───── DATI

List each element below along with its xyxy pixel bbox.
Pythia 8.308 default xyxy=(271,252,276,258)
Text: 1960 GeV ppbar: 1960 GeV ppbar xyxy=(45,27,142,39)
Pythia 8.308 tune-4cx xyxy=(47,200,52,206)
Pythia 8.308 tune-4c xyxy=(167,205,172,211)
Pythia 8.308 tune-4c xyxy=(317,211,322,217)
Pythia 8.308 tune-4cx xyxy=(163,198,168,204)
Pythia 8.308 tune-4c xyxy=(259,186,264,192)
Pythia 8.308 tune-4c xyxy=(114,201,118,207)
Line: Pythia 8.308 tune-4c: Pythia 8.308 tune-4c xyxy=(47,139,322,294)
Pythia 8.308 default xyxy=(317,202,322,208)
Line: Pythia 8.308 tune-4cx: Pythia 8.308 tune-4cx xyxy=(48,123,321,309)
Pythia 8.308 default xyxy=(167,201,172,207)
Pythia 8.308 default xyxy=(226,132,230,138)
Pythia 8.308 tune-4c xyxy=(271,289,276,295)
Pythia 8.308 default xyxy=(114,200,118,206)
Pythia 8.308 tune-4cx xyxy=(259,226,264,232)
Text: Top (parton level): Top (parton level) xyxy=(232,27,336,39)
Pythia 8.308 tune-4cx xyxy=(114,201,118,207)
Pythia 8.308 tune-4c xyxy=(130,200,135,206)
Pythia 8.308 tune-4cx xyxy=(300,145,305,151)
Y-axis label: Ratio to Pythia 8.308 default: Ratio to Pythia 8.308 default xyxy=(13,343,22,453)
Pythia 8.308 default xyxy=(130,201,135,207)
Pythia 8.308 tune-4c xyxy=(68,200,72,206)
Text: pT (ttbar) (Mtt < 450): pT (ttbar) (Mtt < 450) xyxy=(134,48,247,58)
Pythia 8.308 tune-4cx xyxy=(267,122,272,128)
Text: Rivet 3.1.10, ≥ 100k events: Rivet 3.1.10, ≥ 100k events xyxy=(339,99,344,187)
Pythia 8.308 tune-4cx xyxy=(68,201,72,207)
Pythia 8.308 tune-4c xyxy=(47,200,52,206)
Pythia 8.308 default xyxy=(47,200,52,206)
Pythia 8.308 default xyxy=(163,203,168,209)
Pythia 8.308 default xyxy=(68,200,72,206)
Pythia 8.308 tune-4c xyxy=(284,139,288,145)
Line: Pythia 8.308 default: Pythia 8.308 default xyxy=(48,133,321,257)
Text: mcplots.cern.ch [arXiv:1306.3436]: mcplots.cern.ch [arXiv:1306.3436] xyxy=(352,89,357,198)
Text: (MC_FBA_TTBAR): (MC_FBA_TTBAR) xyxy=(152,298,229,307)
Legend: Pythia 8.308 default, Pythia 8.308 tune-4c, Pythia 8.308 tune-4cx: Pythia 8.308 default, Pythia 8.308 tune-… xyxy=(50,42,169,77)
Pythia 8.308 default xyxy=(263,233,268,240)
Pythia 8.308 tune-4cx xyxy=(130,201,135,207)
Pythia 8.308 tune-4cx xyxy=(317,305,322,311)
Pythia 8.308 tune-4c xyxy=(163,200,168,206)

──────────

(PROBLEMA): Ricopia riga per riga tutte le voci qui sopra, senza cambiare nulla.

(SOLUZIONE):
List each element below along with its xyxy pixel bbox.
Pythia 8.308 default xyxy=(271,252,276,258)
Text: 1960 GeV ppbar: 1960 GeV ppbar xyxy=(45,27,142,39)
Pythia 8.308 tune-4cx xyxy=(47,200,52,206)
Pythia 8.308 tune-4c xyxy=(167,205,172,211)
Pythia 8.308 tune-4c xyxy=(317,211,322,217)
Pythia 8.308 tune-4cx xyxy=(163,198,168,204)
Pythia 8.308 tune-4c xyxy=(259,186,264,192)
Pythia 8.308 tune-4c xyxy=(114,201,118,207)
Line: Pythia 8.308 tune-4c: Pythia 8.308 tune-4c xyxy=(47,139,322,294)
Pythia 8.308 default xyxy=(317,202,322,208)
Line: Pythia 8.308 tune-4cx: Pythia 8.308 tune-4cx xyxy=(48,123,321,309)
Pythia 8.308 default xyxy=(167,201,172,207)
Pythia 8.308 default xyxy=(226,132,230,138)
Pythia 8.308 tune-4c xyxy=(271,289,276,295)
Pythia 8.308 default xyxy=(114,200,118,206)
Pythia 8.308 tune-4cx xyxy=(259,226,264,232)
Text: Top (parton level): Top (parton level) xyxy=(232,27,336,39)
Pythia 8.308 tune-4cx xyxy=(114,201,118,207)
Pythia 8.308 tune-4c xyxy=(130,200,135,206)
Pythia 8.308 tune-4cx xyxy=(300,145,305,151)
Y-axis label: Ratio to Pythia 8.308 default: Ratio to Pythia 8.308 default xyxy=(13,343,22,453)
Pythia 8.308 default xyxy=(130,201,135,207)
Pythia 8.308 tune-4c xyxy=(68,200,72,206)
Text: pT (ttbar) (Mtt < 450): pT (ttbar) (Mtt < 450) xyxy=(134,48,247,58)
Pythia 8.308 tune-4cx xyxy=(267,122,272,128)
Text: Rivet 3.1.10, ≥ 100k events: Rivet 3.1.10, ≥ 100k events xyxy=(339,99,344,187)
Pythia 8.308 tune-4cx xyxy=(68,201,72,207)
Pythia 8.308 tune-4c xyxy=(47,200,52,206)
Pythia 8.308 default xyxy=(47,200,52,206)
Pythia 8.308 default xyxy=(163,203,168,209)
Pythia 8.308 default xyxy=(68,200,72,206)
Pythia 8.308 tune-4c xyxy=(284,139,288,145)
Line: Pythia 8.308 default: Pythia 8.308 default xyxy=(48,133,321,257)
Text: mcplots.cern.ch [arXiv:1306.3436]: mcplots.cern.ch [arXiv:1306.3436] xyxy=(352,89,357,198)
Text: (MC_FBA_TTBAR): (MC_FBA_TTBAR) xyxy=(152,298,229,307)
Legend: Pythia 8.308 default, Pythia 8.308 tune-4c, Pythia 8.308 tune-4cx: Pythia 8.308 default, Pythia 8.308 tune-… xyxy=(50,42,169,77)
Pythia 8.308 default xyxy=(263,233,268,240)
Pythia 8.308 tune-4cx xyxy=(130,201,135,207)
Pythia 8.308 tune-4cx xyxy=(317,305,322,311)
Pythia 8.308 tune-4c xyxy=(163,200,168,206)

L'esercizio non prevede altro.